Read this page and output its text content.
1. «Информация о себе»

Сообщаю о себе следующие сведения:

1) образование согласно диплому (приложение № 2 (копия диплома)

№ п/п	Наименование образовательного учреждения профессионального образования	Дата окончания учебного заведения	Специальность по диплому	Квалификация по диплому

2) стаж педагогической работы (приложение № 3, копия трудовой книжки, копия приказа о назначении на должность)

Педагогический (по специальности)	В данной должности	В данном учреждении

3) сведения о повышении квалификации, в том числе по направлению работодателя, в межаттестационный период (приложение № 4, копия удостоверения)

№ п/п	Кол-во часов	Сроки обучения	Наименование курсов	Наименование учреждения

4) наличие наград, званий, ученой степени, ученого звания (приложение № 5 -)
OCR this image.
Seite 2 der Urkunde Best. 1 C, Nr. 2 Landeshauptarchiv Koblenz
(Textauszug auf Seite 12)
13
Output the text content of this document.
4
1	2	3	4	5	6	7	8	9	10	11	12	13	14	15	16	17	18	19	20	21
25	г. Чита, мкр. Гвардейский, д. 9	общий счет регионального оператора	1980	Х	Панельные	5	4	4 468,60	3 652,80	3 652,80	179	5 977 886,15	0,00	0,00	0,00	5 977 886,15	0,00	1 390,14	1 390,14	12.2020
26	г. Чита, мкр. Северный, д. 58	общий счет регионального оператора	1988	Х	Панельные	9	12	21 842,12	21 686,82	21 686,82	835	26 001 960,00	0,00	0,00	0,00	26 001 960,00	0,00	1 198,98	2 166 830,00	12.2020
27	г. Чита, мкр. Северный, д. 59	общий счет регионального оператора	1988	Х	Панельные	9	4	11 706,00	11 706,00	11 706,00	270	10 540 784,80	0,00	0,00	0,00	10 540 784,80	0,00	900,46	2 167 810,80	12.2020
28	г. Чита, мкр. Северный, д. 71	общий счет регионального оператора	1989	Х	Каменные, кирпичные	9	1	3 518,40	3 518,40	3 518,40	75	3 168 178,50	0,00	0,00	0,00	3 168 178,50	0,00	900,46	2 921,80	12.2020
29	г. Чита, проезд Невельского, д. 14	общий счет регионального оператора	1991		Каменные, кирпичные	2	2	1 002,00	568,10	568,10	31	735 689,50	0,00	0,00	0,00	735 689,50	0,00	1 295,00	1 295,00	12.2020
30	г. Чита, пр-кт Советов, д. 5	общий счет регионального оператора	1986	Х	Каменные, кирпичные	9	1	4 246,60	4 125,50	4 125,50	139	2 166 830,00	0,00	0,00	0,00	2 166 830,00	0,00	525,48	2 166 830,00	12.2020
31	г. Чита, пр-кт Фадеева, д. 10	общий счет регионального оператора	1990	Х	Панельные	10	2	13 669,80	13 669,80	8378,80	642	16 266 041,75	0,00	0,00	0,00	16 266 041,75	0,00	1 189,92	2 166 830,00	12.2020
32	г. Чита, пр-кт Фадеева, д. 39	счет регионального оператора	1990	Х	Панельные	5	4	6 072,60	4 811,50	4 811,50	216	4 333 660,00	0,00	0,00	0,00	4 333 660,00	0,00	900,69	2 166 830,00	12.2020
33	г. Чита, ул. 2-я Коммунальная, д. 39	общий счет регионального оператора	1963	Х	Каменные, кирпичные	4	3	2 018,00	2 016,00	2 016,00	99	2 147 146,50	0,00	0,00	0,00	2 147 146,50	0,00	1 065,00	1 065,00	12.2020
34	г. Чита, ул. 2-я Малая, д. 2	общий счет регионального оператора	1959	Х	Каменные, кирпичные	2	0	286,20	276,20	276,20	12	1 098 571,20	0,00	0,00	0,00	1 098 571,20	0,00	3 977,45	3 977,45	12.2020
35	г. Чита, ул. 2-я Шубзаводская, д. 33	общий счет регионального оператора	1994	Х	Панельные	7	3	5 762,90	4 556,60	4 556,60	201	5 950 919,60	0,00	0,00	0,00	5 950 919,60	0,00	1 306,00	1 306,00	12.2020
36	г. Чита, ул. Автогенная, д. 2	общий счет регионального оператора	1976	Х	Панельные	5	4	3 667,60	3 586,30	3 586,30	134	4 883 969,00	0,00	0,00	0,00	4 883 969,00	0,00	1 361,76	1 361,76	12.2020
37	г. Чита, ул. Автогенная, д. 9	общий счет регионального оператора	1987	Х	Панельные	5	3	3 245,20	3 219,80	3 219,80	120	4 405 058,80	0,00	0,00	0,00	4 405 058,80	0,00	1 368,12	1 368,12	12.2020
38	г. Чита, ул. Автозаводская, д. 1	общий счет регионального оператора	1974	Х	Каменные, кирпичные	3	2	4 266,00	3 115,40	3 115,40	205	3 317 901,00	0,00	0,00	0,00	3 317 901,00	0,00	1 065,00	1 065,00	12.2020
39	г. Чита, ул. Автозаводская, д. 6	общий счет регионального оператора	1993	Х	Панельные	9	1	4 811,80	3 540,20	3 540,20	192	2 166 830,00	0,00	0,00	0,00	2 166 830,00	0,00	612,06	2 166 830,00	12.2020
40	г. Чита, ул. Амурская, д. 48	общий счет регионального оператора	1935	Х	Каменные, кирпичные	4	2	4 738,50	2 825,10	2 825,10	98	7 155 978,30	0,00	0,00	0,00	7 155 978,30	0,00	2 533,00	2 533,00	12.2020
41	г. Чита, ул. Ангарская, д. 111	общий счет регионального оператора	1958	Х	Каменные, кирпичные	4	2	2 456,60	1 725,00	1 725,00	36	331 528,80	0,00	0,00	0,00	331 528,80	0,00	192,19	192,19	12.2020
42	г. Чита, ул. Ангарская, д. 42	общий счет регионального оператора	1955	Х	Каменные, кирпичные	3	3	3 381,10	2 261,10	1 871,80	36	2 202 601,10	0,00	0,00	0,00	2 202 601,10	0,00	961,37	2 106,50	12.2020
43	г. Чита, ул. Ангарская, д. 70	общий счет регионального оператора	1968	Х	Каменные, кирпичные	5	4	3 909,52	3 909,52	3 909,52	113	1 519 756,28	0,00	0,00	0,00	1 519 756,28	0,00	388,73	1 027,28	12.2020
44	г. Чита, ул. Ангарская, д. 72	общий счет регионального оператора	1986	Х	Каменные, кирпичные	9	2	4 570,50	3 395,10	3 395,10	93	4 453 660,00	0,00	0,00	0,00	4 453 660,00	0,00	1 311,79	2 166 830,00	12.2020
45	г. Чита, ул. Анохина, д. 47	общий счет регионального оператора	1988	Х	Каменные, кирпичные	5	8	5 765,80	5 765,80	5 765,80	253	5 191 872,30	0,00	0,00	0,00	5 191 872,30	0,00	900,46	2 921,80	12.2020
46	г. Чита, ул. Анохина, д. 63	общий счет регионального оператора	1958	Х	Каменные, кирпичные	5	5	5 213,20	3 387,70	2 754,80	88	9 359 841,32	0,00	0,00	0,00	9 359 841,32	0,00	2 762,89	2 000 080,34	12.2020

+ + + + + + +

DIRECTION: In the material above, find the lines that contain "себе" and show them.

WORKED ANSWER:
1. «Информация о себе»
Сообщаю о себе следующие сведения:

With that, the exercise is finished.